EXERCISE INSTRUCTIONS: Wherever the string "Price" appears in the listing, copy that line.

### EXTRACTED INFORMATION ###

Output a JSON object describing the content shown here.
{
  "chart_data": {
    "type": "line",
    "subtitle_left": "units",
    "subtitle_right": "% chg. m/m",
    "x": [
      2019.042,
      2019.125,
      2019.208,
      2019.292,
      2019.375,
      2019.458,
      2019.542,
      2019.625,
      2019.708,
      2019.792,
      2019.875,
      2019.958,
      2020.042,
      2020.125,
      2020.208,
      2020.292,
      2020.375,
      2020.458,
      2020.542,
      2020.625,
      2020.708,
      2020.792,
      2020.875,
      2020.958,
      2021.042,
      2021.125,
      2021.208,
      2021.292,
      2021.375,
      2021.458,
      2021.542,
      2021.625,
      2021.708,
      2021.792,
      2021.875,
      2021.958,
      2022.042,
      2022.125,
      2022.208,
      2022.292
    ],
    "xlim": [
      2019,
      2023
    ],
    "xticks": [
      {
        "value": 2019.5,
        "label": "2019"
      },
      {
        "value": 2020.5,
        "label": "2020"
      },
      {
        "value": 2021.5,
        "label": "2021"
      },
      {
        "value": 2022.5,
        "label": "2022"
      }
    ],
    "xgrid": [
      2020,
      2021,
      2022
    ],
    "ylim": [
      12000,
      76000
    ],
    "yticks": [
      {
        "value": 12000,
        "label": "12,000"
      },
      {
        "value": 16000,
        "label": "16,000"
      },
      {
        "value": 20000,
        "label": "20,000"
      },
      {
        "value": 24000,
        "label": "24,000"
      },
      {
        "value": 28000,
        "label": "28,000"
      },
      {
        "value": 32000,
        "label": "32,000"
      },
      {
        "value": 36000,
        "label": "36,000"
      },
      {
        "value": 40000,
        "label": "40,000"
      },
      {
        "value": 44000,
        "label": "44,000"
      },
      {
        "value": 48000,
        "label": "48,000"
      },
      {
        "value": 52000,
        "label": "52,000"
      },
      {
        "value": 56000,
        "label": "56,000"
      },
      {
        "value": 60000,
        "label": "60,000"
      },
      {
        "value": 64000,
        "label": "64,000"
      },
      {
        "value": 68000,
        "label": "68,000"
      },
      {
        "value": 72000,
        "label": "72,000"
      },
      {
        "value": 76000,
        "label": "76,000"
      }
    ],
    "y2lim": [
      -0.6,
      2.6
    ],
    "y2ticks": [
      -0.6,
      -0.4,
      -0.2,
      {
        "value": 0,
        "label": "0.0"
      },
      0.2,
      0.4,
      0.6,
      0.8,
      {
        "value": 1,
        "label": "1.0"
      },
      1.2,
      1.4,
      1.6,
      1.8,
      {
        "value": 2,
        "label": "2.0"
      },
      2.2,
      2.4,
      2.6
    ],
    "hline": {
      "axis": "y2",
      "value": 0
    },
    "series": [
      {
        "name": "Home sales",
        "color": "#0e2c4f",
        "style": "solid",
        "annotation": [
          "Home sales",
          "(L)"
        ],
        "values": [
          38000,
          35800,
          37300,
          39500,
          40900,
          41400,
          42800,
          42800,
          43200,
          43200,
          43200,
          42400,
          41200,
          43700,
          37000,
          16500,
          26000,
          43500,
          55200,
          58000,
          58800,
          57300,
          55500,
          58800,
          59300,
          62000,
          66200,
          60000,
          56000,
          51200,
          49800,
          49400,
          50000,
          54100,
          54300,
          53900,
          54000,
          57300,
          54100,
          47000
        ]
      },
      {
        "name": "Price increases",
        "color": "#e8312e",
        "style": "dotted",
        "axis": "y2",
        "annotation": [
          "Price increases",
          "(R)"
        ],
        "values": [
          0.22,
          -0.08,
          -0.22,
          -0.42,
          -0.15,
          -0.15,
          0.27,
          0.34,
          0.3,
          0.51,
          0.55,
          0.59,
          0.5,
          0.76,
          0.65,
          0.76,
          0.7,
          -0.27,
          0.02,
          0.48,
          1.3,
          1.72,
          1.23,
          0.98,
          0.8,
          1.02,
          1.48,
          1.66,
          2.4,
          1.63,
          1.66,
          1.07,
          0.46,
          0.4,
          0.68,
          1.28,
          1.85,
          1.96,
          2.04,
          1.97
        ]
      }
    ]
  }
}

###

TASK RESPONSE:
        "name": "Price increases",
          "Price increases",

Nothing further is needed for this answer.